----- Reading text -----

- Date: February 15–22
- Edition: 34th (men) / 3rd (women)
- Surface: Hard / indoor
- Location: Memphis, TN, United States
- Venue: Racquet Club of Memphis

Champions

Men's singles
- Joachim Johansson

Women's singles
- Vera Zvonareva

Men's doubles
- Bob Bryan / Mike Bryan

Women's doubles
- Åsa Svensson / Meilen Tu
| Kroger St. Jude International |
| Cellular South Cup |

= 2004 Kroger St. Jude International and the Cellular South Cup =

The 2004 Kroger St. Jude International and the Cellular South Cup were tennis tournaments played on indoor hard courts at the Racquet Club of Memphis in Memphis, Tennessee in the United States that were part of the International Series Gold of the 2004 ATP Tour and of Tier III of the 2004 WTA Tour. The tournaments ran from February 15 through February 22, 2004.

==Finals==
===Men's singles===

SWE Joachim Johansson defeated GER Nicolas Kiefer 7–6^{(7–5)}, 6–3
- It was Johansson's only title of the year and the 1st of his career.

===Women's singles===

RUS Vera Zvonareva defeated USA Lisa Raymond 4–6, 6–4, 7–5
- It was Zvonareva's 1st title of the year and the 2nd of her career.

===Men's doubles===

USA Bob Bryan / USA Mike Bryan defeated RSA Jeff Coetzee / RSA Chris Haggard 6–3, 6–4
- It was Bob Bryan's 2nd title of the year and the 16th of his career. It was Mike Bryan's 2nd title of the year and the 18th of his career.

===Women's doubles===

SWE Åsa Svensson / USA Meilen Tu defeated RUS Maria Sharapova / RUS Vera Zvonareva 6–4, 7–6^{(7–0)}
- It was Svensson's only title of the year and the 9th of her career. It was Tu's only title of the year and the 5th of her career.

-----

__What the task asks__
Please print the tennis article from "SWE Åsa Svensson" up to and including "5th of her career.". Draw only on the tennis article.

----- Record set -----

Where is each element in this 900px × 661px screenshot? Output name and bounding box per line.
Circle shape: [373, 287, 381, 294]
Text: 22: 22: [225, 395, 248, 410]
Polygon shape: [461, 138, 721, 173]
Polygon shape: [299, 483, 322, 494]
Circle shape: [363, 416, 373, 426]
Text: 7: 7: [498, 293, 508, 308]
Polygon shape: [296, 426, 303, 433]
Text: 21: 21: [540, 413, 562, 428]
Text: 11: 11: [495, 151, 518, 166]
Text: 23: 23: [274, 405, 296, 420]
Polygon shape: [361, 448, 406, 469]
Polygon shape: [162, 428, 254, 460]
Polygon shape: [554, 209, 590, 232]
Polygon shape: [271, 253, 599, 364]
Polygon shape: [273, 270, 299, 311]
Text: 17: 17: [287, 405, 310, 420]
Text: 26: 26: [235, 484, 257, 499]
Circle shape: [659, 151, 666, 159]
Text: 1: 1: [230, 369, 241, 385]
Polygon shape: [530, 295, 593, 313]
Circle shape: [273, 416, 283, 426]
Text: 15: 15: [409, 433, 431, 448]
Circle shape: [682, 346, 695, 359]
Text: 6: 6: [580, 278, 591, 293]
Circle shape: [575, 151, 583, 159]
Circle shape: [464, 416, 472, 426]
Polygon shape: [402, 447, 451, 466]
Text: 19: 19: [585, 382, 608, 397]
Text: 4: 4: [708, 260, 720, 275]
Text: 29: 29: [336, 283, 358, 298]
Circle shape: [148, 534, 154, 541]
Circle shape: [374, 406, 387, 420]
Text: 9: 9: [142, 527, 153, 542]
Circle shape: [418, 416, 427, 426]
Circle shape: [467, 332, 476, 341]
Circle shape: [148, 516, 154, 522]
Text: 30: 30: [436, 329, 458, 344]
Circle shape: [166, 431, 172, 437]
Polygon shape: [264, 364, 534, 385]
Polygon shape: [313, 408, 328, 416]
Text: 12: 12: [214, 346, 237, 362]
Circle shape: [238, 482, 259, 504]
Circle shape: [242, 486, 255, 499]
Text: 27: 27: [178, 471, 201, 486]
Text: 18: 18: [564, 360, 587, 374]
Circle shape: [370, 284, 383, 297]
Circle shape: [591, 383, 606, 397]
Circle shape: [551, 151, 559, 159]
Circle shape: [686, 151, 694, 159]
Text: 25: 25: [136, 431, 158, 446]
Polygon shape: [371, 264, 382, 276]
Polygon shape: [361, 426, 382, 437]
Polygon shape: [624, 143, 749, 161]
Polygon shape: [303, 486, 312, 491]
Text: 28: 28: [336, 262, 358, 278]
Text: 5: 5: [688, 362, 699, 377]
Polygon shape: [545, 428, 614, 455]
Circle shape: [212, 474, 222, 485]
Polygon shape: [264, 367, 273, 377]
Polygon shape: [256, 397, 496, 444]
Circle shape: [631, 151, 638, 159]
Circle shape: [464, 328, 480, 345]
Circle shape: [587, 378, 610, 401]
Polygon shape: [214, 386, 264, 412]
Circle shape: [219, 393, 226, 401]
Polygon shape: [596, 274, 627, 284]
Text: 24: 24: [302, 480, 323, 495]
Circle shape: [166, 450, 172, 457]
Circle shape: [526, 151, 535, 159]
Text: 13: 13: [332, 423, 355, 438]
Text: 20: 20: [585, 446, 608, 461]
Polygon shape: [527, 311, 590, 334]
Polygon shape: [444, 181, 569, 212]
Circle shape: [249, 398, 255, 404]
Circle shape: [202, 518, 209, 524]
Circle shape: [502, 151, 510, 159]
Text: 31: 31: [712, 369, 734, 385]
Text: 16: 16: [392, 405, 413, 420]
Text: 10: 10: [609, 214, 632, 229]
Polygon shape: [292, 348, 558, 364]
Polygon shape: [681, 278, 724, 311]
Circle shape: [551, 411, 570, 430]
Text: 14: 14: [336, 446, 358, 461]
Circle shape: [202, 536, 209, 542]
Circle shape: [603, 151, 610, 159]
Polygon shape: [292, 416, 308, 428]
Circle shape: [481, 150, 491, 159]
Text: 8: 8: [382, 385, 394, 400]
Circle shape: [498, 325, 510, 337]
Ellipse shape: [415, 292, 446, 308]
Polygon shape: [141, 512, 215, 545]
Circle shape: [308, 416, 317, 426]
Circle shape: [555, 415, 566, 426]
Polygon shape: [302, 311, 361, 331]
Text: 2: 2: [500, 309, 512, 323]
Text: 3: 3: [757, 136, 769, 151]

-----

__Answer for the task__
SWE Åsa Svensson / USA Meilen Tu defeated RUS Maria Sharapova / RUS Vera Zvonareva 6–4, 7–6^{(7–0)}
- It was Svensson's only title of the year and the 9th of her career. It was Tu's only title of the year and the 5th of her career.